[Direction]
Set down, word for word, every line from the one containing "Where is each" to the one containing "pais-field[interactable] — [54, 361, 530, 373]", including both of those lines.

[Supplied data]
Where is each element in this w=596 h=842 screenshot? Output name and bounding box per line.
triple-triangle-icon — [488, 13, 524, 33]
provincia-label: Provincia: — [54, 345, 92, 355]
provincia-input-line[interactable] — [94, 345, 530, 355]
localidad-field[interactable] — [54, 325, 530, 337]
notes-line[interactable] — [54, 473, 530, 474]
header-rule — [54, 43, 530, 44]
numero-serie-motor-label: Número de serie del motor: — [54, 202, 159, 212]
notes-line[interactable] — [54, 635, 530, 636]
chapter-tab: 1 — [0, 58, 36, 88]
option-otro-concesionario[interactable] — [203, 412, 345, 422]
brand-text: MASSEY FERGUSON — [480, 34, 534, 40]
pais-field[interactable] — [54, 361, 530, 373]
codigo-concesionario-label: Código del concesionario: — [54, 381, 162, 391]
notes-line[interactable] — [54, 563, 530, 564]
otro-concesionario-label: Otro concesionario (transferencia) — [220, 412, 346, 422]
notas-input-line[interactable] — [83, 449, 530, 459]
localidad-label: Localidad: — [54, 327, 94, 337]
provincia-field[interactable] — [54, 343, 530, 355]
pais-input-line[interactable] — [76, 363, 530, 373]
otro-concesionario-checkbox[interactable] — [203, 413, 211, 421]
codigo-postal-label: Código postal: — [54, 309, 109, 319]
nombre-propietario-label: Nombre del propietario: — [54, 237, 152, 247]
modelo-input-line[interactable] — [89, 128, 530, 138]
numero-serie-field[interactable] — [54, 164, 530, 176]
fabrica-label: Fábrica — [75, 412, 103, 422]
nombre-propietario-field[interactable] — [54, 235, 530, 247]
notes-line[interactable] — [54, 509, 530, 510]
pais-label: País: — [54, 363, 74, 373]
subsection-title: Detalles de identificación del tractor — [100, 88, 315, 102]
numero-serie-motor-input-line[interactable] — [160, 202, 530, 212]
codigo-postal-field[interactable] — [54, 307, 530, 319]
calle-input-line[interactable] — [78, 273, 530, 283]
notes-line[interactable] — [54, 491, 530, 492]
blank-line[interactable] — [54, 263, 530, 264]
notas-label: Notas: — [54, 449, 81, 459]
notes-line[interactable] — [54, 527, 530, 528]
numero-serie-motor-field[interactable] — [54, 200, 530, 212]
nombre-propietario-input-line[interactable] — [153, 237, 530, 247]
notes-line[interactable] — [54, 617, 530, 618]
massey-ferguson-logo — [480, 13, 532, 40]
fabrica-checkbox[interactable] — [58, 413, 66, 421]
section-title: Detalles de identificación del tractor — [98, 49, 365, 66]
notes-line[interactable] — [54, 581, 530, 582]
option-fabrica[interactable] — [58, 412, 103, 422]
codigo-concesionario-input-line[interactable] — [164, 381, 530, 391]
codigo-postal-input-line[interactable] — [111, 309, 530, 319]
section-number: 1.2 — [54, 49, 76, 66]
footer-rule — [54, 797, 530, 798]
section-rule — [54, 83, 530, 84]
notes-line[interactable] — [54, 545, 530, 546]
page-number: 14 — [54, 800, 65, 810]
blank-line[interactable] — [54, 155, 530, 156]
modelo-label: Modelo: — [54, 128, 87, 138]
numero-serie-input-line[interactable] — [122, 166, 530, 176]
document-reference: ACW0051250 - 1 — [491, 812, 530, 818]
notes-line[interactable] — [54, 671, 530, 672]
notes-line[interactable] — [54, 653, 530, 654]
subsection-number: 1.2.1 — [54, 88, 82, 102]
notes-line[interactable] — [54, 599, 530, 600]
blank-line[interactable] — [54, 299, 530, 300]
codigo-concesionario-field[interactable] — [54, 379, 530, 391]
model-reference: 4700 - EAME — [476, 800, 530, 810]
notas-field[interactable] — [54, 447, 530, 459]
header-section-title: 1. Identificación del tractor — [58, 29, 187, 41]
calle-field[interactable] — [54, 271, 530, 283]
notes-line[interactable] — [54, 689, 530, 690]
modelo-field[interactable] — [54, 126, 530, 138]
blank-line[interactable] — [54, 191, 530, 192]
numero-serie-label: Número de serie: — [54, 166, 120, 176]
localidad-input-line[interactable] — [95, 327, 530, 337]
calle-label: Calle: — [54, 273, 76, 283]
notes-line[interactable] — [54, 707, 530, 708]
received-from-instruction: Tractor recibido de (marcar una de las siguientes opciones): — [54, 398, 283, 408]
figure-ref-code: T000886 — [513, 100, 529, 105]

==

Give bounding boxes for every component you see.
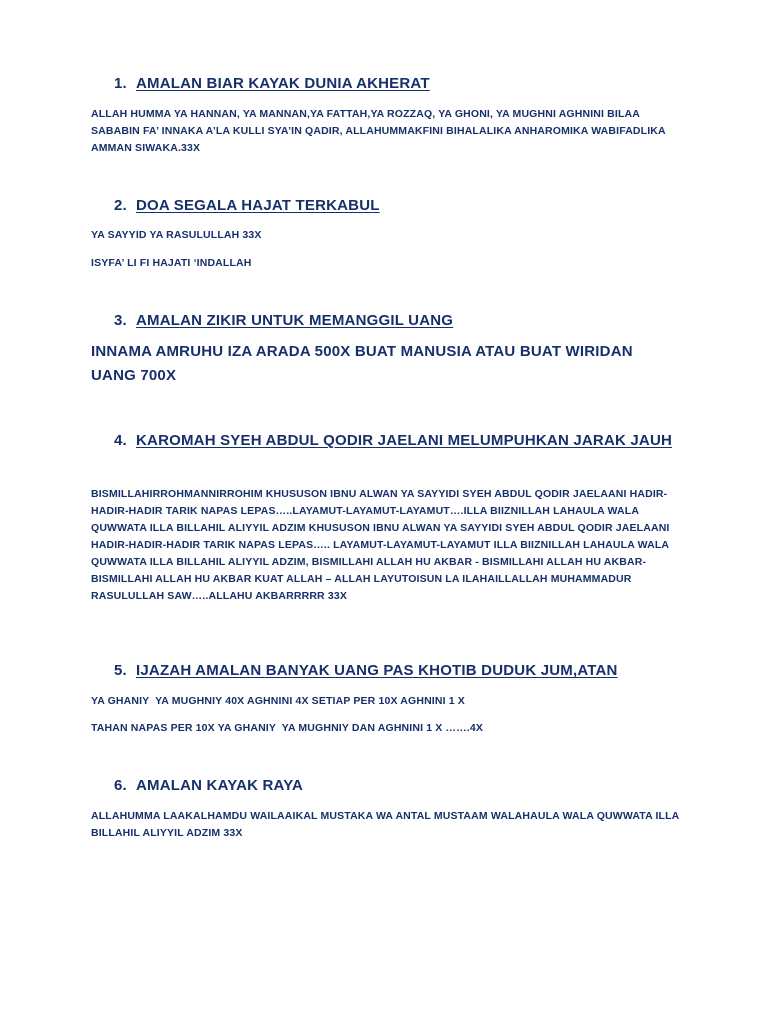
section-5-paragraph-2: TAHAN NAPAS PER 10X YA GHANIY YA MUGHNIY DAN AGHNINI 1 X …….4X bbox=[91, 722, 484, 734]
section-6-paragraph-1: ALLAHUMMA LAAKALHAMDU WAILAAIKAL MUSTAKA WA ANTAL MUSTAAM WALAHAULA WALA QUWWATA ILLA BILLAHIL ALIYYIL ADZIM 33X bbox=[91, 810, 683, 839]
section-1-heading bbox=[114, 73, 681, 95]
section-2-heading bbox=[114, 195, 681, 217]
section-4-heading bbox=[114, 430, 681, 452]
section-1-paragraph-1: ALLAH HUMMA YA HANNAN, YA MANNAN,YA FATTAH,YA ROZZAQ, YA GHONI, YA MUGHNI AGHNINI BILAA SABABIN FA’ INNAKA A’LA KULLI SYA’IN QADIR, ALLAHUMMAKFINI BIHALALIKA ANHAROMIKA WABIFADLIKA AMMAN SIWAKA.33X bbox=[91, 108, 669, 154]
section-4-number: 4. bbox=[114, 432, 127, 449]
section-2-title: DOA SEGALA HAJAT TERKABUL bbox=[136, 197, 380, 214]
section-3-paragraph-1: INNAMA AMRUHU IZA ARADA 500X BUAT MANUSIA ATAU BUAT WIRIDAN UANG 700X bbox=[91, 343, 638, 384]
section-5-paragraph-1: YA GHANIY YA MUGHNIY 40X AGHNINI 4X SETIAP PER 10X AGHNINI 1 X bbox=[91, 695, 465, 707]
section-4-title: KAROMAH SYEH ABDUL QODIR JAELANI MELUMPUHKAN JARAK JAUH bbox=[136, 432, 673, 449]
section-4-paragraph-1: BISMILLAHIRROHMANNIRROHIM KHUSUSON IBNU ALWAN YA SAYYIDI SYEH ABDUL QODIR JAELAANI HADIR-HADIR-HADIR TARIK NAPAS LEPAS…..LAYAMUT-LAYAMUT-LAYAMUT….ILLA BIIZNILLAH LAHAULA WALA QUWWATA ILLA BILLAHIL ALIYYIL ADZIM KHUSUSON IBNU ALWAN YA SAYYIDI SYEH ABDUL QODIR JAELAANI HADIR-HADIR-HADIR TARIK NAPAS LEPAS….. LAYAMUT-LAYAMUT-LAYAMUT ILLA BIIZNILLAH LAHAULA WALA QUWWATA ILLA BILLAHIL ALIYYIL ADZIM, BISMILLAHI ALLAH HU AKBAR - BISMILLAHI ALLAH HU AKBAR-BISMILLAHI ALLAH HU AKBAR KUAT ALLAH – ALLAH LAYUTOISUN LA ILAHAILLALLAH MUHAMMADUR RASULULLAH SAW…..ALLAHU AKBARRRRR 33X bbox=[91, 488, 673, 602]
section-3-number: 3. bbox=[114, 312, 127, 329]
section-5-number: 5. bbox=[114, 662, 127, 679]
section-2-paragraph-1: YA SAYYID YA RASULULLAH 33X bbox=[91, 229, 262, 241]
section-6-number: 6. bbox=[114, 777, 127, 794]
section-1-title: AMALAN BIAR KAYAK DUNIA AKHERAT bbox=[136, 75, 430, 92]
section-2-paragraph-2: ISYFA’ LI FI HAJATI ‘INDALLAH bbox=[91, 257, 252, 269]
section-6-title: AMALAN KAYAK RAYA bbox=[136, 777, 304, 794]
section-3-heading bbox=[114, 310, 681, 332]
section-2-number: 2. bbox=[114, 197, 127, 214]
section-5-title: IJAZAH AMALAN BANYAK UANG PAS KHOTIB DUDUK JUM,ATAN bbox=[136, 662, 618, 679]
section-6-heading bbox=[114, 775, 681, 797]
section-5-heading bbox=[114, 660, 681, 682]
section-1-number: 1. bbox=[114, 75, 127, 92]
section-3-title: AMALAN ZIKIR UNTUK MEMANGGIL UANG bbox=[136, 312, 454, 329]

* * *

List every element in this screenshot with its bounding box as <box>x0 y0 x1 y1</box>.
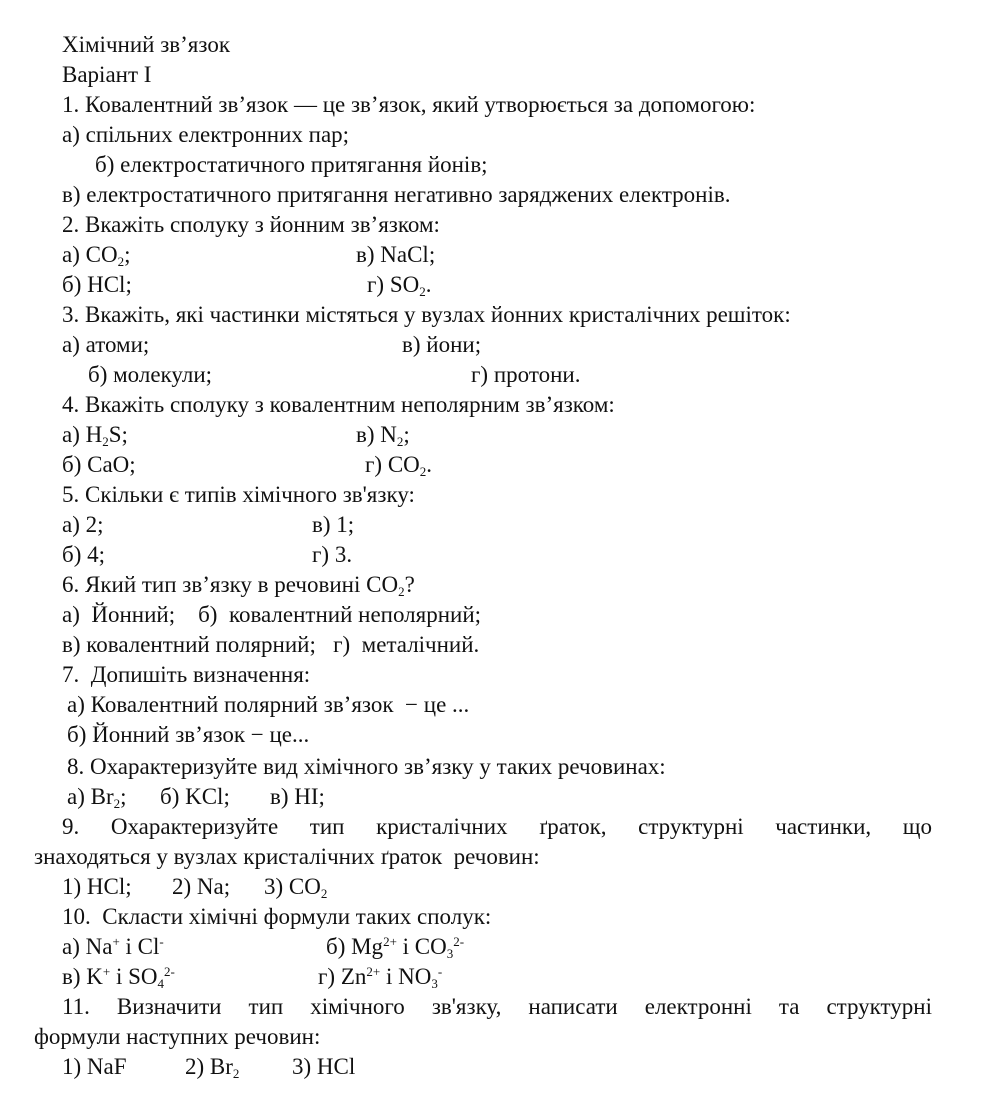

[Answer for the task]
Where is each element in this w=596 h=842 screenshot? Output name and bounding box per line.
triple-triangle-icon — [488, 13, 524, 33]
provincia-label: Provincia: — [54, 345, 92, 355]
provincia-input-line[interactable] — [94, 345, 530, 355]
localidad-field[interactable] — [54, 325, 530, 337]
notes-line[interactable] — [54, 473, 530, 474]
header-rule — [54, 43, 530, 44]
numero-serie-motor-label: Número de serie del motor: — [54, 202, 159, 212]
notes-line[interactable] — [54, 635, 530, 636]
chapter-tab: 1 — [0, 58, 36, 88]
option-otro-concesionario[interactable] — [203, 412, 345, 422]
brand-text: MASSEY FERGUSON — [480, 34, 534, 40]
pais-field[interactable] — [54, 361, 530, 373]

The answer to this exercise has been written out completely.